§ Work required
Find the number of lines below in which the word "recessions" appears, and write that number only.

[Extracted records]
==*==

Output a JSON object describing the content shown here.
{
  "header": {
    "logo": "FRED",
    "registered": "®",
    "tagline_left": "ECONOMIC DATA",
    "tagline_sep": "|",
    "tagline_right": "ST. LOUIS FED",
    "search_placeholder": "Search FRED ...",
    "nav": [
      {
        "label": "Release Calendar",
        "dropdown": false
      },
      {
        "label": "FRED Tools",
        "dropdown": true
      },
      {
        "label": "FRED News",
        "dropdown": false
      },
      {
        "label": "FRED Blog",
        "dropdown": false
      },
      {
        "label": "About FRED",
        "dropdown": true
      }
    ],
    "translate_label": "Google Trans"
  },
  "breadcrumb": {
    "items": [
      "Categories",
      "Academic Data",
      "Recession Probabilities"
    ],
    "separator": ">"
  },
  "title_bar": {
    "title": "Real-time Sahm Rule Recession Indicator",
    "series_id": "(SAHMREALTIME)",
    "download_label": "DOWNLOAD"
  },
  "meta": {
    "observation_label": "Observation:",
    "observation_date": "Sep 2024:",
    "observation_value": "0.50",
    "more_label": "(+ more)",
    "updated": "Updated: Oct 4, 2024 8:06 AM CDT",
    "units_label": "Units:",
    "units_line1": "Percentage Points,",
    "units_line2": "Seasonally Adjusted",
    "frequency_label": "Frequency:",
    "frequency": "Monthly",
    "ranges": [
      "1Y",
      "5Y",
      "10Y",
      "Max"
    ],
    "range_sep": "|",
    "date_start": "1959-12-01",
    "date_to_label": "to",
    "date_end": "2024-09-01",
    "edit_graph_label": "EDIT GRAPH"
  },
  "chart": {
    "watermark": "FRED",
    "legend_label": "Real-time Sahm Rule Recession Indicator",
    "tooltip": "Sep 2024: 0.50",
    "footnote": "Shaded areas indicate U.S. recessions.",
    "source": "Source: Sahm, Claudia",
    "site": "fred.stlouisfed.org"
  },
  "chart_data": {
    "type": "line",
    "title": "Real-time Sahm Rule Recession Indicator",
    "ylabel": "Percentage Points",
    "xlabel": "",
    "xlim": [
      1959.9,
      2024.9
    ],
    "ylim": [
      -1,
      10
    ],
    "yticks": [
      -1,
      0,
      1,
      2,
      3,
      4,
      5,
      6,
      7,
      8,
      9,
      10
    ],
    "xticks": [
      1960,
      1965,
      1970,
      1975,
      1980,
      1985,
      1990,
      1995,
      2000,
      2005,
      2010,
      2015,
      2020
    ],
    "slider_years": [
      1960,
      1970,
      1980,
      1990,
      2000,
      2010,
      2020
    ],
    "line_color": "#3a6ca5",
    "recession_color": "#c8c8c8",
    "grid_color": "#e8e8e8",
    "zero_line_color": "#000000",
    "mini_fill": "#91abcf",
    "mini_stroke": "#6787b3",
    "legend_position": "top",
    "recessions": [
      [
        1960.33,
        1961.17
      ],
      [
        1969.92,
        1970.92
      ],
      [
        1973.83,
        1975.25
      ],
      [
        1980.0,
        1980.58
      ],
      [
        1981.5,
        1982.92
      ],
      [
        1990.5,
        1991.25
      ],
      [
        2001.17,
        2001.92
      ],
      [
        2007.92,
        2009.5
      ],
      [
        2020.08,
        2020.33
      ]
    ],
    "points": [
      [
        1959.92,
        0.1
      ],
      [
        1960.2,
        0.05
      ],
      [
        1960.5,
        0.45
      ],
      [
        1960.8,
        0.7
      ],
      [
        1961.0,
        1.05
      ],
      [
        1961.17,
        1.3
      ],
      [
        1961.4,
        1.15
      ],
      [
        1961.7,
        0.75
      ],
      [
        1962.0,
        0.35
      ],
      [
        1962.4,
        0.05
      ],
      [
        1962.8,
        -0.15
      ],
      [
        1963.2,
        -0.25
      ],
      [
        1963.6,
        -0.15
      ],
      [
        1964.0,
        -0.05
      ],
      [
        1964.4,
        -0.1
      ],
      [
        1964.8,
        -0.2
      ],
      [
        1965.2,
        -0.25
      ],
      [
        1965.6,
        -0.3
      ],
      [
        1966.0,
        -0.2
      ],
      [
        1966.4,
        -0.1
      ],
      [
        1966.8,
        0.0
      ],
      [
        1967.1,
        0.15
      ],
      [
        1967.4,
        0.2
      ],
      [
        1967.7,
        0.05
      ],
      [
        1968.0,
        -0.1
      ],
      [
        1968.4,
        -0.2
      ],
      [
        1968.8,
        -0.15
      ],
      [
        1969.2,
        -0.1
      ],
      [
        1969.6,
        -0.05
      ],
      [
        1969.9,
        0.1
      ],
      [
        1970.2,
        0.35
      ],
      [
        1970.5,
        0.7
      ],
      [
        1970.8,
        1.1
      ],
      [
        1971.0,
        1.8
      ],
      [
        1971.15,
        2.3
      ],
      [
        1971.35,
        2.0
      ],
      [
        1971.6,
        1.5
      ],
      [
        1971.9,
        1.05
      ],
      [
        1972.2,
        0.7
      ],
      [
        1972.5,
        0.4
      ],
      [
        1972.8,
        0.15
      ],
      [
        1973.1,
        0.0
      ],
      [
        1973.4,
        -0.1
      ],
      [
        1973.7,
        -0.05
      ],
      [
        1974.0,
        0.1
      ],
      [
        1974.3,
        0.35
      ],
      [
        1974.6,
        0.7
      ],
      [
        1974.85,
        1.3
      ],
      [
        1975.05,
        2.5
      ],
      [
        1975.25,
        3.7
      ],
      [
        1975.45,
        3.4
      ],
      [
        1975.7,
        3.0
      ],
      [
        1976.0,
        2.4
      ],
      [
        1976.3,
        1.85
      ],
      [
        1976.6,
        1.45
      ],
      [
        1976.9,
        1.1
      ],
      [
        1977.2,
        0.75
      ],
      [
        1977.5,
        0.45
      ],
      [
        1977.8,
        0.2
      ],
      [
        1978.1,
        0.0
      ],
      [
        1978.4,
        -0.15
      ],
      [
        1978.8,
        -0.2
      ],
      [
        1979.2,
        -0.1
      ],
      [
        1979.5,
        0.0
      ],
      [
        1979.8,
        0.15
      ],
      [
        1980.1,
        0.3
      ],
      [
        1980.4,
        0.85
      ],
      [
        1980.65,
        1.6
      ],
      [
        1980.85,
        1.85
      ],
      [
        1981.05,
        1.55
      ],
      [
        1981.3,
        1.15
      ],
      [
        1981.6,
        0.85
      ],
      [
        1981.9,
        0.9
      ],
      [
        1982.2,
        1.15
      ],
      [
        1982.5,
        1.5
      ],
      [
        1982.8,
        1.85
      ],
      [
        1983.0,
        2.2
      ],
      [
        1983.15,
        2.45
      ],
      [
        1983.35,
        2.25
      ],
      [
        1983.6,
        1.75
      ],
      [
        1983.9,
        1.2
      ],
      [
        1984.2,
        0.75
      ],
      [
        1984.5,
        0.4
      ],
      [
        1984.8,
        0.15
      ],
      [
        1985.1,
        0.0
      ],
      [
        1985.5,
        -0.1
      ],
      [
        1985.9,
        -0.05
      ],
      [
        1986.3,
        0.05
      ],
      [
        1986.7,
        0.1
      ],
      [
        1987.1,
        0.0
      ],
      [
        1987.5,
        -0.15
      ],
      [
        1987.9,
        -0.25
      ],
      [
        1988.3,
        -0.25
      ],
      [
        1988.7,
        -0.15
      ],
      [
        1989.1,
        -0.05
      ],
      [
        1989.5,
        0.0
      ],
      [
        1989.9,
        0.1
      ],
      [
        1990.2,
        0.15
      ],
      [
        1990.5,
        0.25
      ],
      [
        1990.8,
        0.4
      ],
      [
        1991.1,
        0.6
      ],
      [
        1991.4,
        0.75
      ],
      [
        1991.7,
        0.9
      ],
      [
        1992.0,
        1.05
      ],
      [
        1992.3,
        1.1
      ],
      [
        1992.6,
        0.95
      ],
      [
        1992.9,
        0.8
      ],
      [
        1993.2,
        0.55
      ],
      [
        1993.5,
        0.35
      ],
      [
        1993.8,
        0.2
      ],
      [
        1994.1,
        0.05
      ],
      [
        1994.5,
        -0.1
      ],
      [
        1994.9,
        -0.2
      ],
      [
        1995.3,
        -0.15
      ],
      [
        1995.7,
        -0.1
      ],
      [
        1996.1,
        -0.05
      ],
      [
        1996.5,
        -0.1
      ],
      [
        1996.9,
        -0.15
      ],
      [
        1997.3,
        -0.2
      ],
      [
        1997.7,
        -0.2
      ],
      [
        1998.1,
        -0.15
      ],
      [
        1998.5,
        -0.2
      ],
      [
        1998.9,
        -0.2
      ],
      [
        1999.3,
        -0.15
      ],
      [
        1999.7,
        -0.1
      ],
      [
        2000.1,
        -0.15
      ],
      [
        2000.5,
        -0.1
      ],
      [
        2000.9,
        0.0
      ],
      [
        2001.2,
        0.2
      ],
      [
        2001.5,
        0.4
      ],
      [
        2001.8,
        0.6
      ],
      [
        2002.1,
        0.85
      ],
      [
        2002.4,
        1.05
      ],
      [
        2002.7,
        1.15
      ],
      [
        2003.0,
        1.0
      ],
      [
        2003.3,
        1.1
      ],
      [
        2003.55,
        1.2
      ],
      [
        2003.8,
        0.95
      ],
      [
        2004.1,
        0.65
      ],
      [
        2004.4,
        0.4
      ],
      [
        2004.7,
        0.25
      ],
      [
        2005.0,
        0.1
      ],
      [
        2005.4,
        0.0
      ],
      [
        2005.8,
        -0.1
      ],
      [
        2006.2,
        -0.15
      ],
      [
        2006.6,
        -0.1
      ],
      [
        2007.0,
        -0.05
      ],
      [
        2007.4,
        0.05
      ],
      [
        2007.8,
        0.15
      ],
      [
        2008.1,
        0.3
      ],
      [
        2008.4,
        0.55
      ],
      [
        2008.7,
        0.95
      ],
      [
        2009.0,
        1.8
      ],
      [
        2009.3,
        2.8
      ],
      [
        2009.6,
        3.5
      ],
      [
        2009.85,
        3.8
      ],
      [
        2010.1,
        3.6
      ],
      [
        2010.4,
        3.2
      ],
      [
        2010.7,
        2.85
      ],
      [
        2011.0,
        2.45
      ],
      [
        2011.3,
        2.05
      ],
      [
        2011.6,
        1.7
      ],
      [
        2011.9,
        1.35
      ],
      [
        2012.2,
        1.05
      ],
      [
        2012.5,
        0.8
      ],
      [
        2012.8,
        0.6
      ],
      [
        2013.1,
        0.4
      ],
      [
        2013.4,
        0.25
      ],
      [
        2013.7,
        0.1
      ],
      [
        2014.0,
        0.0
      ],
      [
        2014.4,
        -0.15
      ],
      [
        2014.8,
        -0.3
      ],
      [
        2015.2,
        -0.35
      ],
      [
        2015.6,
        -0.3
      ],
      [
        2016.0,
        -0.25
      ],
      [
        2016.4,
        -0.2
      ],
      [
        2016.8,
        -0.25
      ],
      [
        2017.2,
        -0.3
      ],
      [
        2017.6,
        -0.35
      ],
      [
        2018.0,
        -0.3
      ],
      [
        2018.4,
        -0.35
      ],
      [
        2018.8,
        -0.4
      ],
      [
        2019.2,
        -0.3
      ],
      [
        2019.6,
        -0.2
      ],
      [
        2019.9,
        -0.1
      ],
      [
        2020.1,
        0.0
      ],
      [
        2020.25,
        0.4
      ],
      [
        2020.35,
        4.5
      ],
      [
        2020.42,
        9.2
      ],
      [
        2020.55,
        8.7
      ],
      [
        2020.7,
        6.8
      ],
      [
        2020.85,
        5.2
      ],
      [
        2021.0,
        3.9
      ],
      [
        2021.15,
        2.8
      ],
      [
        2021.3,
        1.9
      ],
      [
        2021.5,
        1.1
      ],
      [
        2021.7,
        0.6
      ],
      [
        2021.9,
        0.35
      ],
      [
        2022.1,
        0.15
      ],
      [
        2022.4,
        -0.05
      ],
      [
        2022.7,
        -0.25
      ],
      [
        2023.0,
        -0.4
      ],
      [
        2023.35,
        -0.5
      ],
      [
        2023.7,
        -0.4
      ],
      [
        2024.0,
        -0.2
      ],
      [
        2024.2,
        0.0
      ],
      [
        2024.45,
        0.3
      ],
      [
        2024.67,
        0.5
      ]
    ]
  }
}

==*==

§ Task solution
2